• _Task to carry out_
Gather, from the listing beneath this task, every line holding the string "title".

Dataset items:
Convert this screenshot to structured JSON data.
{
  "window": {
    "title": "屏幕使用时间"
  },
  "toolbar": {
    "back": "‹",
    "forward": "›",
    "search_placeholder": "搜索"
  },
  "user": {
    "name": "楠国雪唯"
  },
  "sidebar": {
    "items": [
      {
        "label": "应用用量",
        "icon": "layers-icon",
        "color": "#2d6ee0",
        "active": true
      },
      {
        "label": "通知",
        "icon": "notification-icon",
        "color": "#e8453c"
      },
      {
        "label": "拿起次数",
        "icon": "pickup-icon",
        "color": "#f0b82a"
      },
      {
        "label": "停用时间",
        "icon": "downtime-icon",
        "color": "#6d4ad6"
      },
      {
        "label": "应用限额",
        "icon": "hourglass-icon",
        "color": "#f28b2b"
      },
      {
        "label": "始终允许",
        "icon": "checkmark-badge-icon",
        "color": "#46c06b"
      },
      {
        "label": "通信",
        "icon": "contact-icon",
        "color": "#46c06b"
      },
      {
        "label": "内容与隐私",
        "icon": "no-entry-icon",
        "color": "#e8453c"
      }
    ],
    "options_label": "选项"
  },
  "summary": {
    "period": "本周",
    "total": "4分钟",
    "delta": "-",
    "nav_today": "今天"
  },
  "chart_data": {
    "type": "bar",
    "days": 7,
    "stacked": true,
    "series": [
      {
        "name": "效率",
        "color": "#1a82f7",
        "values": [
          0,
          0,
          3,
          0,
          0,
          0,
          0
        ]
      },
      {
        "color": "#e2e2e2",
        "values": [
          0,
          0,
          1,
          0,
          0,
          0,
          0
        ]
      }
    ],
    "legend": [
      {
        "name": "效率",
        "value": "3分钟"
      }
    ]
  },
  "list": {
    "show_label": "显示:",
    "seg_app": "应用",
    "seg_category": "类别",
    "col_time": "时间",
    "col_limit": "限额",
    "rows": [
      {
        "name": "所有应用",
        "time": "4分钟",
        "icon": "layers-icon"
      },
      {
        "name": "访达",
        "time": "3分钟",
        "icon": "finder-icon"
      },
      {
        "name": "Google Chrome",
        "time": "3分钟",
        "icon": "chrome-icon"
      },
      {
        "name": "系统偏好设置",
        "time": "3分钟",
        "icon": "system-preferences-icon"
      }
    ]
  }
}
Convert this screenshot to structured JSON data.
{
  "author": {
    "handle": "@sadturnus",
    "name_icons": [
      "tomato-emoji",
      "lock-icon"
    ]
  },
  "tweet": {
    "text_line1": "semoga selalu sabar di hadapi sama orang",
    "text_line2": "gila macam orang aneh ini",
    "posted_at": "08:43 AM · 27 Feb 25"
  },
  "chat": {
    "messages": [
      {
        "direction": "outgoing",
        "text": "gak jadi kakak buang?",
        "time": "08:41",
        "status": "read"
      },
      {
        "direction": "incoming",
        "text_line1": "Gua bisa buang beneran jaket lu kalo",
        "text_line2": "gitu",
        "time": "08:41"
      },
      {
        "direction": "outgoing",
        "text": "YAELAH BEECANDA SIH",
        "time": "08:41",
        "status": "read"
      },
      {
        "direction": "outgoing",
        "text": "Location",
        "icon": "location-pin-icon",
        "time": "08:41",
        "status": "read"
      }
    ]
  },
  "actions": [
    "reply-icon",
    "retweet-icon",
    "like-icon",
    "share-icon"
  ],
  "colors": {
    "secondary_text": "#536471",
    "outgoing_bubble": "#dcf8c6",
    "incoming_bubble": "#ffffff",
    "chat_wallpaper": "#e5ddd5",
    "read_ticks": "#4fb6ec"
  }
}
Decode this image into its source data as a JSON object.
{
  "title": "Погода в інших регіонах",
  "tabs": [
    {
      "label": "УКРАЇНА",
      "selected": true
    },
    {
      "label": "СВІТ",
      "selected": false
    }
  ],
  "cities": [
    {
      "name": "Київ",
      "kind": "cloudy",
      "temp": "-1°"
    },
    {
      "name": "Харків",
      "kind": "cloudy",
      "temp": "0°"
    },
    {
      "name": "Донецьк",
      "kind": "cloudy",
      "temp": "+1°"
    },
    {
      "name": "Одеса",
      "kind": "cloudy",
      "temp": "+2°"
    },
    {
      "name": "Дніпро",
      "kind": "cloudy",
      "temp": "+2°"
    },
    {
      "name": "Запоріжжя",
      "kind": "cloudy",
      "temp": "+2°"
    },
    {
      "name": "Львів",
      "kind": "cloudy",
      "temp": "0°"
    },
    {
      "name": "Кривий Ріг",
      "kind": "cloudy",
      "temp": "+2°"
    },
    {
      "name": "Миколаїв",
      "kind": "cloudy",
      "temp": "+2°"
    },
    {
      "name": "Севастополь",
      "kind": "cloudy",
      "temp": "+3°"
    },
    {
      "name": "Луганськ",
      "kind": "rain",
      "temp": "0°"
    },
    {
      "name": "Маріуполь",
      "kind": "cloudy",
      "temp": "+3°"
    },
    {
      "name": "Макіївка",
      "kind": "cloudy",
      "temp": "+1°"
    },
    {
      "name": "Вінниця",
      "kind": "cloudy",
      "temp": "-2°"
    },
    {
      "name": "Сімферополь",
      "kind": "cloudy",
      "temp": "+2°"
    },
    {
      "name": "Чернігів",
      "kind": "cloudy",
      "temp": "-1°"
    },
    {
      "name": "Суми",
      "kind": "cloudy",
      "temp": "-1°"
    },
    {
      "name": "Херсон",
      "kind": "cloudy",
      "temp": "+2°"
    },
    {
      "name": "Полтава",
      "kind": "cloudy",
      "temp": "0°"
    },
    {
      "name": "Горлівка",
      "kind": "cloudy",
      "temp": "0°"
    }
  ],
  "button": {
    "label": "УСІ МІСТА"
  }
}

• _Task solution_
    "title": "屏幕使用时间"
  "title": "Погода в інших регіонах",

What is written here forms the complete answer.